[Dataset entries on figures]

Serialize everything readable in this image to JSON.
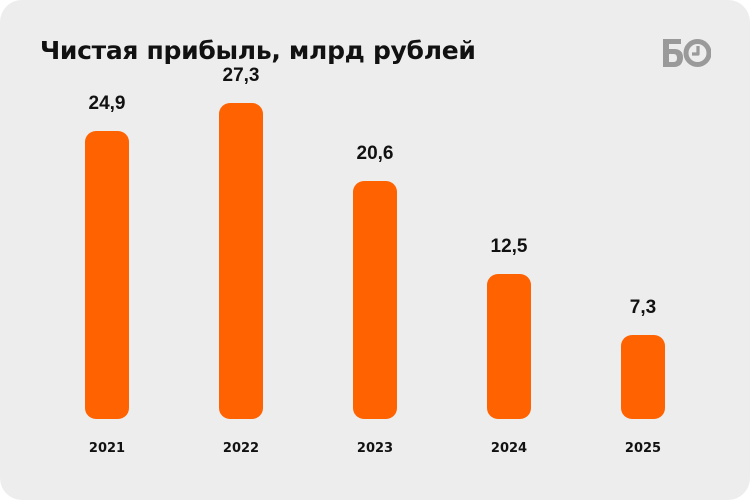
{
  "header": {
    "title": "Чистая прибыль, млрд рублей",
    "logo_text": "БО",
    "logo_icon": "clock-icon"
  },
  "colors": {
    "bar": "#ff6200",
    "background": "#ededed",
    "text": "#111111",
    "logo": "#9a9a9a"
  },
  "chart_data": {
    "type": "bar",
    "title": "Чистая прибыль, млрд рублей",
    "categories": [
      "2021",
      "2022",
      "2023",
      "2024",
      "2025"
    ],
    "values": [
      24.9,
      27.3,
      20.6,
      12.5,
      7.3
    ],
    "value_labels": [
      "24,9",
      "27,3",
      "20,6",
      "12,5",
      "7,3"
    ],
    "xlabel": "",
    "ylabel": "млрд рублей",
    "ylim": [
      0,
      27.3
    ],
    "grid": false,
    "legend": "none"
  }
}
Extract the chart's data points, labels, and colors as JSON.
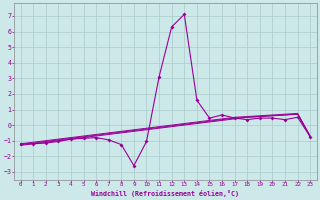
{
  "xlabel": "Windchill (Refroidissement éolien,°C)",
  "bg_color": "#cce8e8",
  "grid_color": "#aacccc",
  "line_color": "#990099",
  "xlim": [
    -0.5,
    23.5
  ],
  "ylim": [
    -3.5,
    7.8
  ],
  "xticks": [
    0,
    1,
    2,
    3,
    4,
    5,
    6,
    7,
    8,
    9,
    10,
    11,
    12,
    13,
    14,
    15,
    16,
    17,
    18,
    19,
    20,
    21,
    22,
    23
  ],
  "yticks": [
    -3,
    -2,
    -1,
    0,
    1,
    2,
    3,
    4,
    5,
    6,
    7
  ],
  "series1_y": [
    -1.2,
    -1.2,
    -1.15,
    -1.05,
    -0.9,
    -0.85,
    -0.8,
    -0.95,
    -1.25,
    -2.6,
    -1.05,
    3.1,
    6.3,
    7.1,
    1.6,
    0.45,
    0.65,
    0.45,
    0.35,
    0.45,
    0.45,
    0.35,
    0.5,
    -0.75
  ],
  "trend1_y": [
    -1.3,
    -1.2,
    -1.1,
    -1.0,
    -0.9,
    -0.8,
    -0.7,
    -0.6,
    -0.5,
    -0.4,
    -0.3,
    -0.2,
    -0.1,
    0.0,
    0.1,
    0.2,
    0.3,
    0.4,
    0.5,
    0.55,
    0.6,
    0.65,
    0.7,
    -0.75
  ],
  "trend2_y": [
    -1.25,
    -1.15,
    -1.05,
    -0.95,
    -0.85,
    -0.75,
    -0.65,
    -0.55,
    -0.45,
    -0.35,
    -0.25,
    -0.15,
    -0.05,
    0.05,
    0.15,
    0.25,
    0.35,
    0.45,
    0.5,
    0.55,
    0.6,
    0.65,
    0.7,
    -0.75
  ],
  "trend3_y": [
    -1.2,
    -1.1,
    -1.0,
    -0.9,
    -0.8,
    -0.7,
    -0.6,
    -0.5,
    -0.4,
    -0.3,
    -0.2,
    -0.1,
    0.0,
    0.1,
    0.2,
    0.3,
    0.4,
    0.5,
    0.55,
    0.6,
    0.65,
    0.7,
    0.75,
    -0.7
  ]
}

▸ PROBLEM REQUIREMENTS
Pictures stay out; reproduce every line of the records exactly.

▸ SOLVED PROBLEM
Serialize everything readable in this image to JSON.
{
  "header": {
    "title": "Чистая прибыль, млрд рублей",
    "logo_text": "БО",
    "logo_icon": "clock-icon"
  },
  "colors": {
    "bar": "#ff6200",
    "background": "#ededed",
    "text": "#111111",
    "logo": "#9a9a9a"
  },
  "chart_data": {
    "type": "bar",
    "title": "Чистая прибыль, млрд рублей",
    "categories": [
      "2021",
      "2022",
      "2023",
      "2024",
      "2025"
    ],
    "values": [
      24.9,
      27.3,
      20.6,
      12.5,
      7.3
    ],
    "value_labels": [
      "24,9",
      "27,3",
      "20,6",
      "12,5",
      "7,3"
    ],
    "xlabel": "",
    "ylabel": "млрд рублей",
    "ylim": [
      0,
      27.3
    ],
    "grid": false,
    "legend": "none"
  }
}
Extract the chart's data points, labels, and colors as JSON.
{
  "xlabel": "Windchill (Refroidissement éolien,°C)",
  "bg_color": "#cce8e8",
  "grid_color": "#aacccc",
  "line_color": "#990099",
  "xlim": [
    -0.5,
    23.5
  ],
  "ylim": [
    -3.5,
    7.8
  ],
  "xticks": [
    0,
    1,
    2,
    3,
    4,
    5,
    6,
    7,
    8,
    9,
    10,
    11,
    12,
    13,
    14,
    15,
    16,
    17,
    18,
    19,
    20,
    21,
    22,
    23
  ],
  "yticks": [
    -3,
    -2,
    -1,
    0,
    1,
    2,
    3,
    4,
    5,
    6,
    7
  ],
  "series1_y": [
    -1.2,
    -1.2,
    -1.15,
    -1.05,
    -0.9,
    -0.85,
    -0.8,
    -0.95,
    -1.25,
    -2.6,
    -1.05,
    3.1,
    6.3,
    7.1,
    1.6,
    0.45,
    0.65,
    0.45,
    0.35,
    0.45,
    0.45,
    0.35,
    0.5,
    -0.75
  ],
  "trend1_y": [
    -1.3,
    -1.2,
    -1.1,
    -1.0,
    -0.9,
    -0.8,
    -0.7,
    -0.6,
    -0.5,
    -0.4,
    -0.3,
    -0.2,
    -0.1,
    0.0,
    0.1,
    0.2,
    0.3,
    0.4,
    0.5,
    0.55,
    0.6,
    0.65,
    0.7,
    -0.75
  ],
  "trend2_y": [
    -1.25,
    -1.15,
    -1.05,
    -0.95,
    -0.85,
    -0.75,
    -0.65,
    -0.55,
    -0.45,
    -0.35,
    -0.25,
    -0.15,
    -0.05,
    0.05,
    0.15,
    0.25,
    0.35,
    0.45,
    0.5,
    0.55,
    0.6,
    0.65,
    0.7,
    -0.75
  ],
  "trend3_y": [
    -1.2,
    -1.1,
    -1.0,
    -0.9,
    -0.8,
    -0.7,
    -0.6,
    -0.5,
    -0.4,
    -0.3,
    -0.2,
    -0.1,
    0.0,
    0.1,
    0.2,
    0.3,
    0.4,
    0.5,
    0.55,
    0.6,
    0.65,
    0.7,
    0.75,
    -0.7
  ]
}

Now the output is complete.